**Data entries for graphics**
┄┄┄┄┄┄┄┄┄┄
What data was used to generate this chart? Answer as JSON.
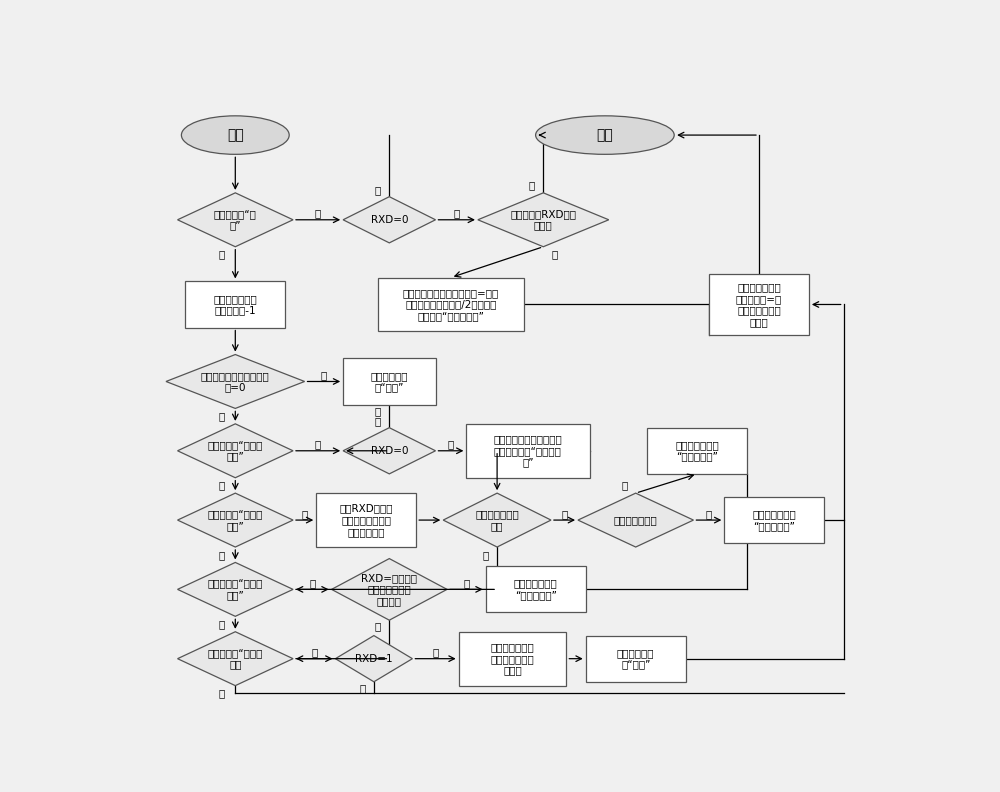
{
  "bg_color": "#f0f0f0",
  "box_fc": "#ffffff",
  "box_ec": "#555555",
  "diamond_fc": "#e8e8e8",
  "diamond_ec": "#555555",
  "oval_fc": "#d8d8d8",
  "oval_ec": "#555555",
  "lw": 0.9,
  "fs": 7.5,
  "fig_w": 10.0,
  "fig_h": 7.92,
  "dpi": 100,
  "start_label": "开始",
  "end_label": "结束",
  "d1_text": "接收状态为“空\n闲”",
  "d2_text": "RXD=0",
  "d3_text": "上次中断的RXD值为\n高电平",
  "b1_text": "接收定时器中断\n次数计数器-1",
  "b2_text": "接收定时器中断次数计数器=接收\n中断次数寄存器的值/2，设置接\n收状态为“接收起始位”",
  "b3_text": "接收定时器中断\n次数计数器=接\n收中断次数寄存\n器的值",
  "d4_text": "接收定时器中断次数计数\n器=0",
  "b4_text": "设置接收状态\n为“空闲”",
  "d5_text": "接收状态为“接收起\n始位”",
  "d6_text": "RXD=0",
  "b5_text": "接收到有效地起始位，设\n置接收状态为“接收数据\n位”",
  "b6_text": "设置接收状态为\n“接收停止位”",
  "d7_text": "接收状态为“接收数\n据位”",
  "b7_text": "读取RXD引脚的\n值，并把该值保存\n到接收移位中",
  "d8_text": "个数据字节接收\n完成",
  "d9_text": "需要接收校验位",
  "b8_text": "设置接收状态为\n“接收校验位”",
  "d10_text": "接收状态为“接收校\n验位”",
  "d11_text": "RXD=根据前面\n接收字节计算出\n的校验值",
  "b9_text": "设置接收状态为\n“接收停止位”",
  "d12_text": "接收状态为“接收停\n止位",
  "d13_text": "RXD=1",
  "b10_text": "把接收到的数据\n字节加入到环形\n缓冲中",
  "b11_text": "设置接收状态\n为“空闲”",
  "yes": "是",
  "no": "否"
}
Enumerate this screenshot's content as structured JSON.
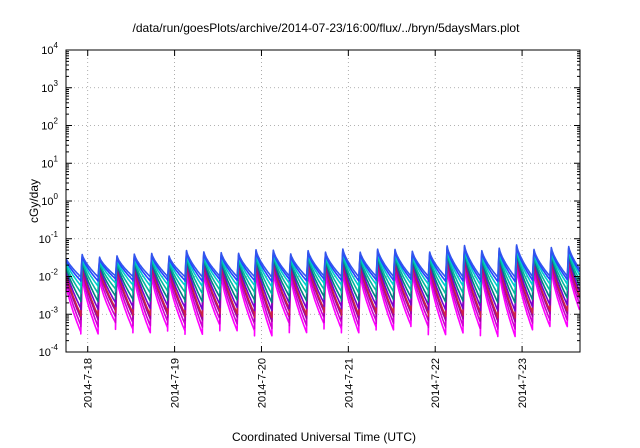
{
  "chart_data": {
    "type": "line",
    "title": "/data/run/goesPlots/archive/2014-07-23/16:00/flux/../bryn/5daysMars.plot",
    "xlabel": "Coordinated Universal Time (UTC)",
    "ylabel": "cGy/day",
    "y_scale": "log",
    "ylim": [
      0.0001,
      10000
    ],
    "y_ticks": [
      {
        "base": "10",
        "exp": "-4"
      },
      {
        "base": "10",
        "exp": "-3"
      },
      {
        "base": "10",
        "exp": "-2"
      },
      {
        "base": "10",
        "exp": "-1"
      },
      {
        "base": "10",
        "exp": "0"
      },
      {
        "base": "10",
        "exp": "1"
      },
      {
        "base": "10",
        "exp": "2"
      },
      {
        "base": "10",
        "exp": "3"
      },
      {
        "base": "10",
        "exp": "4"
      }
    ],
    "x_ticks": [
      "2014-7-18",
      "2014-7-19",
      "2014-7-20",
      "2014-7-21",
      "2014-7-22",
      "2014-7-23"
    ],
    "xlim": [
      "2014-07-17T18:00",
      "2014-07-23T16:00"
    ],
    "grid": true,
    "oscillation_period_hours": 4.8,
    "series": [
      {
        "color": "#ff00ff",
        "peak": 0.014,
        "trough": 0.0004
      },
      {
        "color": "#d000d0",
        "peak": 0.02,
        "trough": 0.0006
      },
      {
        "color": "#a000a0",
        "peak": 0.026,
        "trough": 0.0009
      },
      {
        "color": "#cc2244",
        "peak": 0.028,
        "trough": 0.0011
      },
      {
        "color": "#7700cc",
        "peak": 0.032,
        "trough": 0.0016
      },
      {
        "color": "#008080",
        "peak": 0.035,
        "trough": 0.0025
      },
      {
        "color": "#00b8a0",
        "peak": 0.038,
        "trough": 0.004
      },
      {
        "color": "#00cccc",
        "peak": 0.042,
        "trough": 0.006
      },
      {
        "color": "#2244ff",
        "peak": 0.046,
        "trough": 0.008
      },
      {
        "color": "#3355ee",
        "peak": 0.05,
        "trough": 0.01
      }
    ]
  }
}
┄┄┄┄┄┄┄┄┄┄
**Exercise objective**
Work out how many lines of the data above hold the word "trough", and write only the count.

**Exercise result**
10